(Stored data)
--------------------------------------------------
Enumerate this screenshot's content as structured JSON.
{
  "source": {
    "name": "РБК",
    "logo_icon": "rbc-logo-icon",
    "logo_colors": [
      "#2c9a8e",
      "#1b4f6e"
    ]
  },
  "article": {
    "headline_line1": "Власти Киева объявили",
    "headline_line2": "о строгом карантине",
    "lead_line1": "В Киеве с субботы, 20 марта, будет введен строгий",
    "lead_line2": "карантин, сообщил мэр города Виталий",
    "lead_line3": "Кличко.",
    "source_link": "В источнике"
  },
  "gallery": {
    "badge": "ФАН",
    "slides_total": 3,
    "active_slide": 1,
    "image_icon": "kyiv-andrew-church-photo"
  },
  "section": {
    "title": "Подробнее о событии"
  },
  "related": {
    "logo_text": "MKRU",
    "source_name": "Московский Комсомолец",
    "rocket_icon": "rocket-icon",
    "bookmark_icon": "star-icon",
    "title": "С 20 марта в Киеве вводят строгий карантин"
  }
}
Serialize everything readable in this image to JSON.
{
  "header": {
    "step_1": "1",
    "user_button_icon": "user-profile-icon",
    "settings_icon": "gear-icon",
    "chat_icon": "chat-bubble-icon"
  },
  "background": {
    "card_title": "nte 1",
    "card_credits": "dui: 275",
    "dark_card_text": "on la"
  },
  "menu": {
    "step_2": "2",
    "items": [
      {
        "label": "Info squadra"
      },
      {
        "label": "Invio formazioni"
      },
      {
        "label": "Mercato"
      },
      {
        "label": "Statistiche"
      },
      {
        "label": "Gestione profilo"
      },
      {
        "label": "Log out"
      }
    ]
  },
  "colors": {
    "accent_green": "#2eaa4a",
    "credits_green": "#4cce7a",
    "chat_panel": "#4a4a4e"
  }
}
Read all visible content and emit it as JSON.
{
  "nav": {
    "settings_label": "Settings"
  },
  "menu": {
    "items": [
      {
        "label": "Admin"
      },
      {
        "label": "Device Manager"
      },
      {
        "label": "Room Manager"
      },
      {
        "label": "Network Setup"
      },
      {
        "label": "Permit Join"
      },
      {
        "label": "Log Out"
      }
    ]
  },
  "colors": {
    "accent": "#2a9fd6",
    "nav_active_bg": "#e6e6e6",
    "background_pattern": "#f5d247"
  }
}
--------------------------------------------------
§ **Problem description**
List each line holding the string "Manager".

§ **Expected answer**
        "label": "Device Manager"
        "label": "Room Manager"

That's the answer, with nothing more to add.